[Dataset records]
:::::

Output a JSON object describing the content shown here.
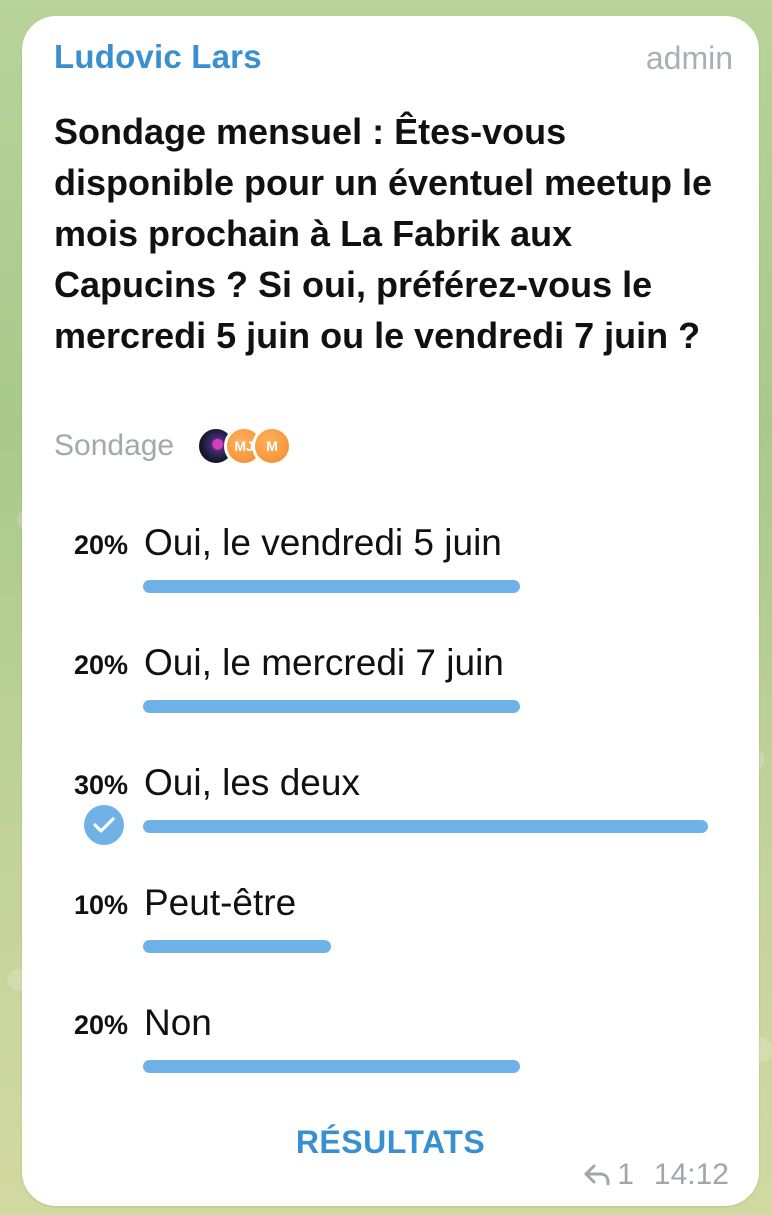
{
  "message": {
    "sender": "Ludovic Lars",
    "role": "admin",
    "reply_count": "1",
    "time": "14:12"
  },
  "poll": {
    "question": "Sondage mensuel : Êtes-vous disponible pour un éventuel meetup le mois prochain à La Fabrik aux Capucins ? Si oui, préférez-vous le mercredi 5 juin ou le vendredi 7 juin ?",
    "type_label": "Sondage",
    "voters": [
      {
        "initials": "",
        "style": "image"
      },
      {
        "initials": "MJ",
        "style": "orange"
      },
      {
        "initials": "M",
        "style": "orange"
      }
    ],
    "options": [
      {
        "percent": "20%",
        "value": 20,
        "label": "Oui, le vendredi 5 juin",
        "chosen": false
      },
      {
        "percent": "20%",
        "value": 20,
        "label": "Oui, le mercredi 7 juin",
        "chosen": false
      },
      {
        "percent": "30%",
        "value": 30,
        "label": "Oui, les deux",
        "chosen": true
      },
      {
        "percent": "10%",
        "value": 10,
        "label": "Peut-être",
        "chosen": false
      },
      {
        "percent": "20%",
        "value": 20,
        "label": "Non",
        "chosen": false
      }
    ],
    "results_label": "RÉSULTATS"
  },
  "colors": {
    "accent": "#3a8fd0",
    "bar": "#6fb2e8",
    "muted": "#a3a8ad",
    "text": "#111111"
  },
  "icons": {
    "check": "check-circle-icon",
    "reply": "reply-arrow-icon"
  }
}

:::::

_Task to carry out_
Without including the pictures, reproduce all entries exactly.

_Output for this exercise_
Output a JSON object describing the content shown here.
{
  "message": {
    "sender": "Ludovic Lars",
    "role": "admin",
    "reply_count": "1",
    "time": "14:12"
  },
  "poll": {
    "question": "Sondage mensuel : Êtes-vous disponible pour un éventuel meetup le mois prochain à La Fabrik aux Capucins ? Si oui, préférez-vous le mercredi 5 juin ou le vendredi 7 juin ?",
    "type_label": "Sondage",
    "voters": [
      {
        "initials": "",
        "style": "image"
      },
      {
        "initials": "MJ",
        "style": "orange"
      },
      {
        "initials": "M",
        "style": "orange"
      }
    ],
    "options": [
      {
        "percent": "20%",
        "value": 20,
        "label": "Oui, le vendredi 5 juin",
        "chosen": false
      },
      {
        "percent": "20%",
        "value": 20,
        "label": "Oui, le mercredi 7 juin",
        "chosen": false
      },
      {
        "percent": "30%",
        "value": 30,
        "label": "Oui, les deux",
        "chosen": true
      },
      {
        "percent": "10%",
        "value": 10,
        "label": "Peut-être",
        "chosen": false
      },
      {
        "percent": "20%",
        "value": 20,
        "label": "Non",
        "chosen": false
      }
    ],
    "results_label": "RÉSULTATS"
  },
  "colors": {
    "accent": "#3a8fd0",
    "bar": "#6fb2e8",
    "muted": "#a3a8ad",
    "text": "#111111"
  },
  "icons": {
    "check": "check-circle-icon",
    "reply": "reply-arrow-icon"
  }
}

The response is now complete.